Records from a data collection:
- - - - -
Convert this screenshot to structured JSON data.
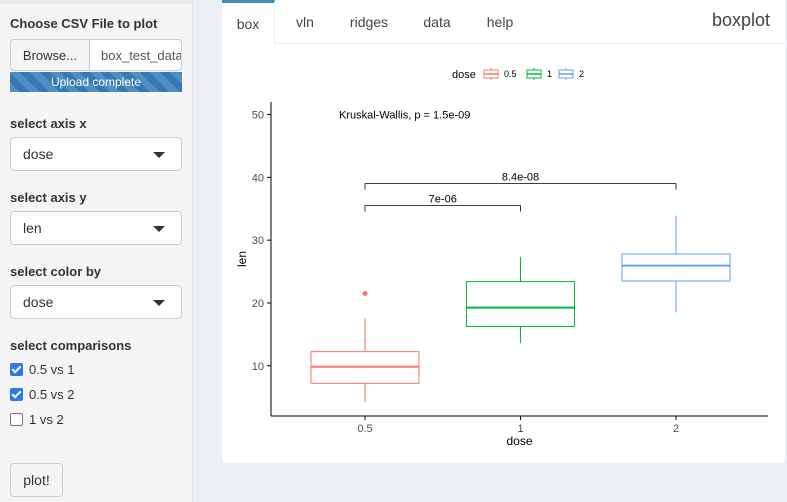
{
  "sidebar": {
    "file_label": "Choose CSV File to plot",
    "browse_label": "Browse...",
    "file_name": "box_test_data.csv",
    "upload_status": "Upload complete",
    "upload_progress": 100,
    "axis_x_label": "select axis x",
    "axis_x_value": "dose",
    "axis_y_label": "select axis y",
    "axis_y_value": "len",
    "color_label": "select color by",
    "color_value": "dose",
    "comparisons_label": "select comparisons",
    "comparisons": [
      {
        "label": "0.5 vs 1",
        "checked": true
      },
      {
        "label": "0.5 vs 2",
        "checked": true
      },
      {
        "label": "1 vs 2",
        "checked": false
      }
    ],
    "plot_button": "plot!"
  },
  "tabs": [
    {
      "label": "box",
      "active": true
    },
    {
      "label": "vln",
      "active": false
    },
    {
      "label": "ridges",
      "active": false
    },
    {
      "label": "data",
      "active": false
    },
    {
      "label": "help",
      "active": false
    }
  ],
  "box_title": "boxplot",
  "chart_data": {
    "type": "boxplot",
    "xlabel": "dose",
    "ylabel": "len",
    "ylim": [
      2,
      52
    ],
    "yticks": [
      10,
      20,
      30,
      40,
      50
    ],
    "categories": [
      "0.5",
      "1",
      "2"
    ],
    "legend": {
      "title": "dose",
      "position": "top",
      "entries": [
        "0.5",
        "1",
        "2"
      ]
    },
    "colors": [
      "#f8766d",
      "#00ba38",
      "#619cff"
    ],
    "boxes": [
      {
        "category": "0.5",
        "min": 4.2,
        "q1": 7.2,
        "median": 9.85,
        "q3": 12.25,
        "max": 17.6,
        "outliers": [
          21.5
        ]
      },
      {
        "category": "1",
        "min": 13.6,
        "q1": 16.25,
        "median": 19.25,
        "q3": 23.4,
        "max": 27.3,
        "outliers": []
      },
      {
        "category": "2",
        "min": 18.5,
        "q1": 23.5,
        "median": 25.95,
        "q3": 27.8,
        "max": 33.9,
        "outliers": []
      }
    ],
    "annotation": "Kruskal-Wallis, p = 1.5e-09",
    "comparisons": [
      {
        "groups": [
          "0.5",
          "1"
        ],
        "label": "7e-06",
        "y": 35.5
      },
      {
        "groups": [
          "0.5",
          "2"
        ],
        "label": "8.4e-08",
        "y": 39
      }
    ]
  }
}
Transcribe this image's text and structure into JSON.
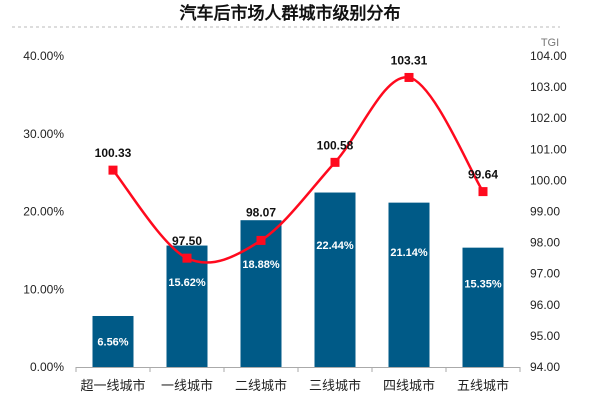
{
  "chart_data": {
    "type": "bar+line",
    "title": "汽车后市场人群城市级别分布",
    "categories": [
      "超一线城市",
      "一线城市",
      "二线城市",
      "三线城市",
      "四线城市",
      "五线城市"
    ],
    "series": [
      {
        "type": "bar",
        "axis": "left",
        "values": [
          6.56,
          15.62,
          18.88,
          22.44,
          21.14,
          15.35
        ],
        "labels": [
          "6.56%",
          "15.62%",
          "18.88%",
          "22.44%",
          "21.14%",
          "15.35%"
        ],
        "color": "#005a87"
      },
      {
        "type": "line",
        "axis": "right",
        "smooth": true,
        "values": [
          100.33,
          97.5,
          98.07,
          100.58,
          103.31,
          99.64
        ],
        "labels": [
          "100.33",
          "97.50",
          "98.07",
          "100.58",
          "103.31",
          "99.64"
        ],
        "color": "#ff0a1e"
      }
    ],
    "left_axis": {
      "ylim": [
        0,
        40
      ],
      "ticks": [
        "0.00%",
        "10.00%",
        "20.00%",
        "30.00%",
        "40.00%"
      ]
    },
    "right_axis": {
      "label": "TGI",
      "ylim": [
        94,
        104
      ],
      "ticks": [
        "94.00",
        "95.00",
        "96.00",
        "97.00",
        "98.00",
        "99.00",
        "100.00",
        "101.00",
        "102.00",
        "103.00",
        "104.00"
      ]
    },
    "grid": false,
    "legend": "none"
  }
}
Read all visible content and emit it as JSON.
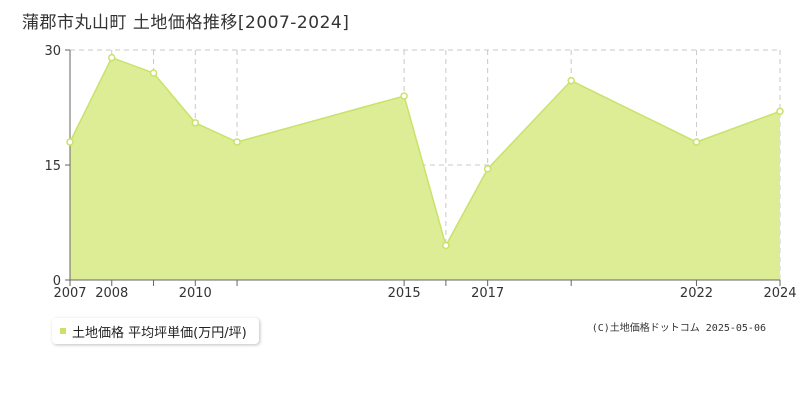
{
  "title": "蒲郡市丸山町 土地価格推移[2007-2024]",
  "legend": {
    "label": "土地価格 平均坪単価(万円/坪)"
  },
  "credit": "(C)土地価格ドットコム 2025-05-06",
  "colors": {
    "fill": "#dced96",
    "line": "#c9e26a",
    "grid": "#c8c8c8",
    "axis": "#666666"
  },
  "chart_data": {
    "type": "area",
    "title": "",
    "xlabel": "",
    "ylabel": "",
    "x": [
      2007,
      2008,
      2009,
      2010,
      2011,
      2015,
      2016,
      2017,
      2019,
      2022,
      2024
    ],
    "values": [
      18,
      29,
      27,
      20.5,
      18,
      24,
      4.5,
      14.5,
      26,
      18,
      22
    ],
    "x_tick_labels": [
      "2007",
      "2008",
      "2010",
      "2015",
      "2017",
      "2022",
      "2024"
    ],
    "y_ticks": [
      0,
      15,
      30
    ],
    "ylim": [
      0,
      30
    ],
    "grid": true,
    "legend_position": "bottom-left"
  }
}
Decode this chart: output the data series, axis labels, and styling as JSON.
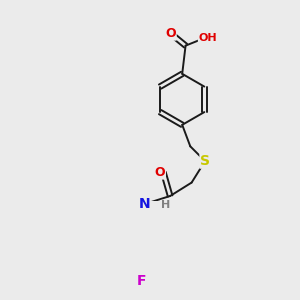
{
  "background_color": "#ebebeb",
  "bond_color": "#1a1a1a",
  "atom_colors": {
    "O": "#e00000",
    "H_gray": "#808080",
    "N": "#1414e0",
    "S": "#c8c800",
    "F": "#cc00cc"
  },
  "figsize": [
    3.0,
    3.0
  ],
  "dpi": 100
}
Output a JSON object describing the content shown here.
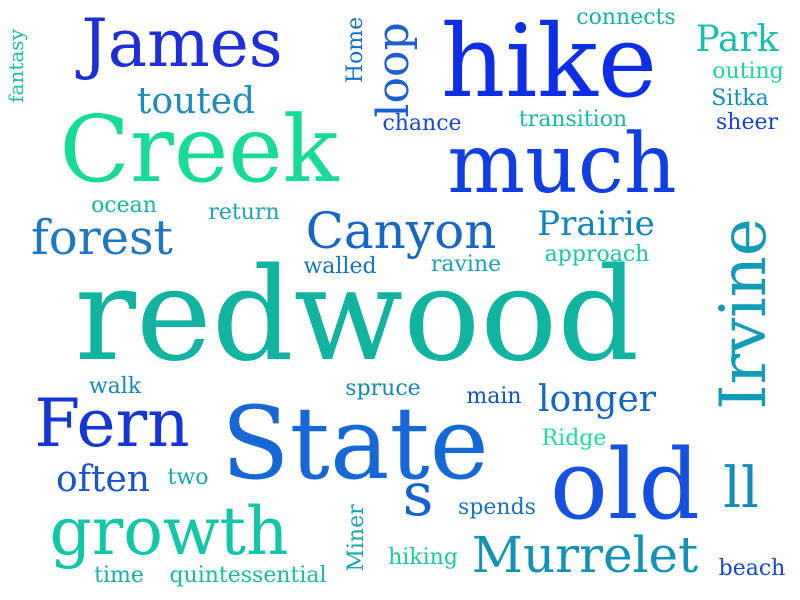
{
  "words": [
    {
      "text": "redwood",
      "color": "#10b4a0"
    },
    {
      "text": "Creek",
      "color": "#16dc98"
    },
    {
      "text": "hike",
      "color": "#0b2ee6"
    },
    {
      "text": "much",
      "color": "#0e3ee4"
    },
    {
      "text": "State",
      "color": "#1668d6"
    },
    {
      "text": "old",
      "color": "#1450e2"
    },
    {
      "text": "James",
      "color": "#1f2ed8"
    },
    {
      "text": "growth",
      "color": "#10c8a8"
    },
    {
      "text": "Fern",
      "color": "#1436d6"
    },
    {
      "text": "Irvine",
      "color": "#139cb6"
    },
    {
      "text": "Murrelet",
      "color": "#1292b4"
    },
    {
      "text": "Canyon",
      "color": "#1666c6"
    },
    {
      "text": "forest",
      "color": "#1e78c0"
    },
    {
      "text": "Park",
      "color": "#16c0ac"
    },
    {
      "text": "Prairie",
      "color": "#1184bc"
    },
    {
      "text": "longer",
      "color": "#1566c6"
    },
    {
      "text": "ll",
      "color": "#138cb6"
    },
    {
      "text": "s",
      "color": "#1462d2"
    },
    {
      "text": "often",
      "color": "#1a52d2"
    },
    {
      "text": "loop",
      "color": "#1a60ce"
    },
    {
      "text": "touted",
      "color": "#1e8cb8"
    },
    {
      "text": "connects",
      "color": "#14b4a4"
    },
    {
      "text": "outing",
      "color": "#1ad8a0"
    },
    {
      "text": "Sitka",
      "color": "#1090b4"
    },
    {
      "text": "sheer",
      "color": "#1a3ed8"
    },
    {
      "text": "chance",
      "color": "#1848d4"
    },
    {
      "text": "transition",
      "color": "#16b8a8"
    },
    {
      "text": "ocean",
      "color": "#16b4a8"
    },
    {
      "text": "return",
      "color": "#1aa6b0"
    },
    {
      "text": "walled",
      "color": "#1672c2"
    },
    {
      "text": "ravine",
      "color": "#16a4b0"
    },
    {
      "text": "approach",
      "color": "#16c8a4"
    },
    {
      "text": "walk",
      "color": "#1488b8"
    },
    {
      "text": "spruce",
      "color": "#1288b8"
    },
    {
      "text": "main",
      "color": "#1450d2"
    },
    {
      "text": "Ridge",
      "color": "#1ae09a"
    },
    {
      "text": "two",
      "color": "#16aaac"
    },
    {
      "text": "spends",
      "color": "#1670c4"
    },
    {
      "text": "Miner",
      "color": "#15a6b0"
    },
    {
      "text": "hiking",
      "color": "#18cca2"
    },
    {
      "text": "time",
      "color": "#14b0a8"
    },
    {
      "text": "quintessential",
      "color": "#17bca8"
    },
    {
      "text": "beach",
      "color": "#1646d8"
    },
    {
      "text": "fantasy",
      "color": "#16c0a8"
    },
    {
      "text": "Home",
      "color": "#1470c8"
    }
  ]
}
- - - - -
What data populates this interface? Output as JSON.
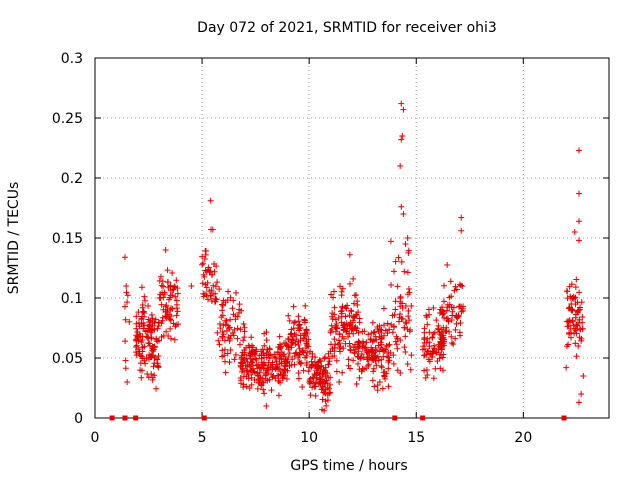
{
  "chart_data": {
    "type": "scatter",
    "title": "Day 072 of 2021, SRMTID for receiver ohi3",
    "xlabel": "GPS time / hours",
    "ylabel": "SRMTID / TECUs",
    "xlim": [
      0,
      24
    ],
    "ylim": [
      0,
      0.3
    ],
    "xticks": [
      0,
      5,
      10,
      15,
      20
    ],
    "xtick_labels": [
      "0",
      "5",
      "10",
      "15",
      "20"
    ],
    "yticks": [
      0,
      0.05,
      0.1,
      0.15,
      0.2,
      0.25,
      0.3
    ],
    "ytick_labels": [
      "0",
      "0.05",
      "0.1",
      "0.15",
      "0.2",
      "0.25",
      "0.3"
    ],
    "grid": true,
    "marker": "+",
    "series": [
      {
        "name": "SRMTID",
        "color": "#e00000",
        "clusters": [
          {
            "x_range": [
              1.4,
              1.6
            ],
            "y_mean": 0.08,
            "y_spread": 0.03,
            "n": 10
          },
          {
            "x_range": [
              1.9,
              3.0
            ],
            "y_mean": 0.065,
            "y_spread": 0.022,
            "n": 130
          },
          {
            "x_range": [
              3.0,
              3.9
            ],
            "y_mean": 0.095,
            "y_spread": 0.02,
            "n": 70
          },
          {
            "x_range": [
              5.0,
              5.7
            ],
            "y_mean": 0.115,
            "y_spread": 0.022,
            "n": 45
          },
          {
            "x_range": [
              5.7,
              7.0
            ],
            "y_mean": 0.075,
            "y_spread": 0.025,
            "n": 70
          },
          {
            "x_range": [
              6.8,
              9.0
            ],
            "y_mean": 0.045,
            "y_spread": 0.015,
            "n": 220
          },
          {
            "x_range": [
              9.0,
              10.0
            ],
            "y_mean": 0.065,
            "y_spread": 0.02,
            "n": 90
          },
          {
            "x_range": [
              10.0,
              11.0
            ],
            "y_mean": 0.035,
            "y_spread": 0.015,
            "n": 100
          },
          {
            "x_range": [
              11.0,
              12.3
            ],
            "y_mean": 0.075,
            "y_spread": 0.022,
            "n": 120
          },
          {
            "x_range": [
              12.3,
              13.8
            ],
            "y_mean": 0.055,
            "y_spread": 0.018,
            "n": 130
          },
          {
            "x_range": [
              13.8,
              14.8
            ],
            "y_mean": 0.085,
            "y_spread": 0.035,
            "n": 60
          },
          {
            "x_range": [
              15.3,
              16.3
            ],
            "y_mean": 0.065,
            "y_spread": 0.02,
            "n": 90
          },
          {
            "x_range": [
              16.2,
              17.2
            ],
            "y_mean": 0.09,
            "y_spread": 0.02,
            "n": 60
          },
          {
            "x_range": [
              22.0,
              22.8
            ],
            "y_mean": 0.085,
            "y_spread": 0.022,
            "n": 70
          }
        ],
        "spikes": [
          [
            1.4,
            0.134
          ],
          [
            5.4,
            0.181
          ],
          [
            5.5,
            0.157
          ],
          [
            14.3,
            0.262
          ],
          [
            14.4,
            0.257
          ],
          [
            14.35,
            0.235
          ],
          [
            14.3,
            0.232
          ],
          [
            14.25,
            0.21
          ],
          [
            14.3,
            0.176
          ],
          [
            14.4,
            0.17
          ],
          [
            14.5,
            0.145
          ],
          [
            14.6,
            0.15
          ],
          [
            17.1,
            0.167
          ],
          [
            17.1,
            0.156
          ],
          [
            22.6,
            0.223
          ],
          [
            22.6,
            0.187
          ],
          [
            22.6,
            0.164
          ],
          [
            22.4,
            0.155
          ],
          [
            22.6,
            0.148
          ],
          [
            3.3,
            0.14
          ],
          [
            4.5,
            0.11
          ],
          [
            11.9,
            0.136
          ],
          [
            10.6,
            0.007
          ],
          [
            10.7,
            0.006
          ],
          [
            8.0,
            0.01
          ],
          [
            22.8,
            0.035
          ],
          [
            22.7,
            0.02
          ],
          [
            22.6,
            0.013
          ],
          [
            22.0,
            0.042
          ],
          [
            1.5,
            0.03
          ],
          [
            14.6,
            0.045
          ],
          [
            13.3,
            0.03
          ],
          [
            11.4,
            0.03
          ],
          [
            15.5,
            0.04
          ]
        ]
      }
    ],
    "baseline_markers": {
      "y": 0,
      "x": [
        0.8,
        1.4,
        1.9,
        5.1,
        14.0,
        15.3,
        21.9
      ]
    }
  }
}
- - - - -
Instruction
Copy out all lines above that include the string "ylabel".

Expected output
    "ylabel": "len",
    "ylabel": "",
    "ylabel": "SRMTID / TECUs",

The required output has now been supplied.